Aim:
Report how many lines of the records below include the word "plays". Give nothing but the number.

A block of data
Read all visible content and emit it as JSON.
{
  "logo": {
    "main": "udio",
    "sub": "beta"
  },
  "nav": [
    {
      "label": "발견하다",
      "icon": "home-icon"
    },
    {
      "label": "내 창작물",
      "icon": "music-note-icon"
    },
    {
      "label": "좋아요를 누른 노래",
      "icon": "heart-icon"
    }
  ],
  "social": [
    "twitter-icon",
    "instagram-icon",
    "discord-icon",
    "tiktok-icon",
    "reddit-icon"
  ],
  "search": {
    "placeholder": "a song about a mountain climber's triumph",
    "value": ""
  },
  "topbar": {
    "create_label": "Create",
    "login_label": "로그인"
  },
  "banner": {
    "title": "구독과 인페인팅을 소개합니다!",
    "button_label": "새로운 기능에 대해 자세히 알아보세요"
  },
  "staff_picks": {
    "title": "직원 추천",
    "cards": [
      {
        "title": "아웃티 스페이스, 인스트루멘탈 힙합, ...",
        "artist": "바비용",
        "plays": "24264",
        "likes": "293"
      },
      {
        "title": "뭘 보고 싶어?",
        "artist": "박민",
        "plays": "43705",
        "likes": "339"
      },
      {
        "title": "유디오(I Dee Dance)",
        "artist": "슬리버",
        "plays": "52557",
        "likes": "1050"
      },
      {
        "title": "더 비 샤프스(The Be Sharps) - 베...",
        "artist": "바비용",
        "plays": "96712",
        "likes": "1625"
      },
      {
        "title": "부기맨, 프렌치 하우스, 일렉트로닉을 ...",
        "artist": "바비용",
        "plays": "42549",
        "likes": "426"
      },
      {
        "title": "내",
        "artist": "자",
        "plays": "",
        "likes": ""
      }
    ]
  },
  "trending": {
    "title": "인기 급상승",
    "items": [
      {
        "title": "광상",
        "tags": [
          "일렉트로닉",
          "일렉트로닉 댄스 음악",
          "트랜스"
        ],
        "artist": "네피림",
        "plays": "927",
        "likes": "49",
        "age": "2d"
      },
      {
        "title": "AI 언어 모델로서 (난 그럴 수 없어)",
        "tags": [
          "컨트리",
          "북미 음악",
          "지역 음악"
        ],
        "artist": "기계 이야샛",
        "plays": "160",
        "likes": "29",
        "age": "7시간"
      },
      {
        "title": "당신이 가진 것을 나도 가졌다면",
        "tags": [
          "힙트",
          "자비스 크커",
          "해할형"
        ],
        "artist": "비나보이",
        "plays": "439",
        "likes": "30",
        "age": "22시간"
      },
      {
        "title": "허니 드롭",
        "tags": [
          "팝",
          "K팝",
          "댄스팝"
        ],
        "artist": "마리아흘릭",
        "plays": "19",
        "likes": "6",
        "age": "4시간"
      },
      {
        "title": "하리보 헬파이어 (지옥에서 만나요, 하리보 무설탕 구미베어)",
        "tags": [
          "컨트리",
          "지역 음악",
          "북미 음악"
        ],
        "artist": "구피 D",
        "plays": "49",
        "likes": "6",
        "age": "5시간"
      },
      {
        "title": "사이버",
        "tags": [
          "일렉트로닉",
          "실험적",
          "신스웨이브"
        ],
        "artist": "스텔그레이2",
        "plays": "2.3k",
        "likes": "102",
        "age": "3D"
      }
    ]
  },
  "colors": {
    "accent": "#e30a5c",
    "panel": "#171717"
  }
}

Result of this task:
12